Stated exercise => In the material, reproduce the lines starting at the one containing "svg-text:LI: LI xyxy=(404,331,414,348)" and ending at the one containing "svg-text:CLO: CLO xyxy=(470,324,503,341)", changing "LIVING AREA" to "LIVING ROOM" and leaving everything else unchanged.
--- START OF Dataset extract ---
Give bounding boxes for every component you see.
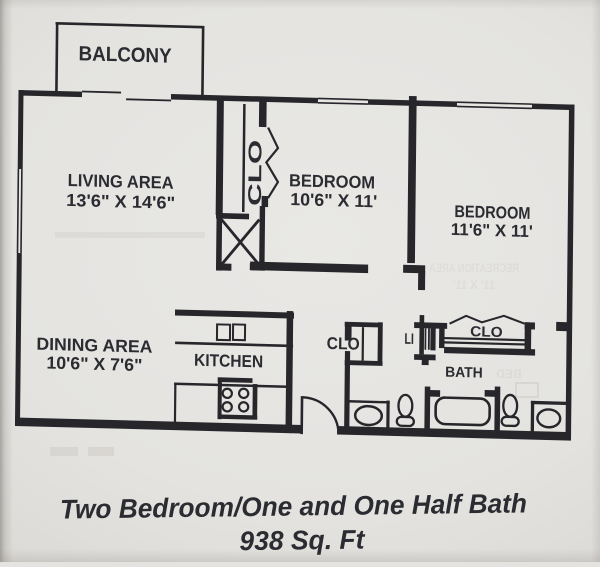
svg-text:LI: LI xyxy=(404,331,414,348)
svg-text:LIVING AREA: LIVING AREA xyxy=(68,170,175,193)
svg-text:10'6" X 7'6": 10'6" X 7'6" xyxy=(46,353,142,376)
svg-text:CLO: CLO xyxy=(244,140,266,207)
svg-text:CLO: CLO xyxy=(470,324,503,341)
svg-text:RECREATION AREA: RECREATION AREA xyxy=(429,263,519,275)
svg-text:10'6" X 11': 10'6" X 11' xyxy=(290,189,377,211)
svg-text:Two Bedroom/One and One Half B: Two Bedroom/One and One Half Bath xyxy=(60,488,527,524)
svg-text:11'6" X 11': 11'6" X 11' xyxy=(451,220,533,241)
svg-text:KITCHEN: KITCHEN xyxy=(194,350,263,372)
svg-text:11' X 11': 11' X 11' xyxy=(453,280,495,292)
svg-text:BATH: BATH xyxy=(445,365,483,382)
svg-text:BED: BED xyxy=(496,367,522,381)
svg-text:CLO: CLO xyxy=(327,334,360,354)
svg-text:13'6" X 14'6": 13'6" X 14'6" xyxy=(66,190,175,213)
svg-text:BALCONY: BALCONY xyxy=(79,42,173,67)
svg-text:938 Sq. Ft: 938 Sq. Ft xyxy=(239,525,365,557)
--- END OF Dataset extract ---
Problem solution =>
svg-text:LI: LI xyxy=(404,331,414,348)
svg-text:LIVING ROOM: LIVING ROOM xyxy=(68,170,175,193)
svg-text:10'6" X 7'6": 10'6" X 7'6" xyxy=(46,353,142,376)
svg-text:CLO: CLO xyxy=(244,140,266,207)
svg-text:CLO: CLO xyxy=(470,324,503,341)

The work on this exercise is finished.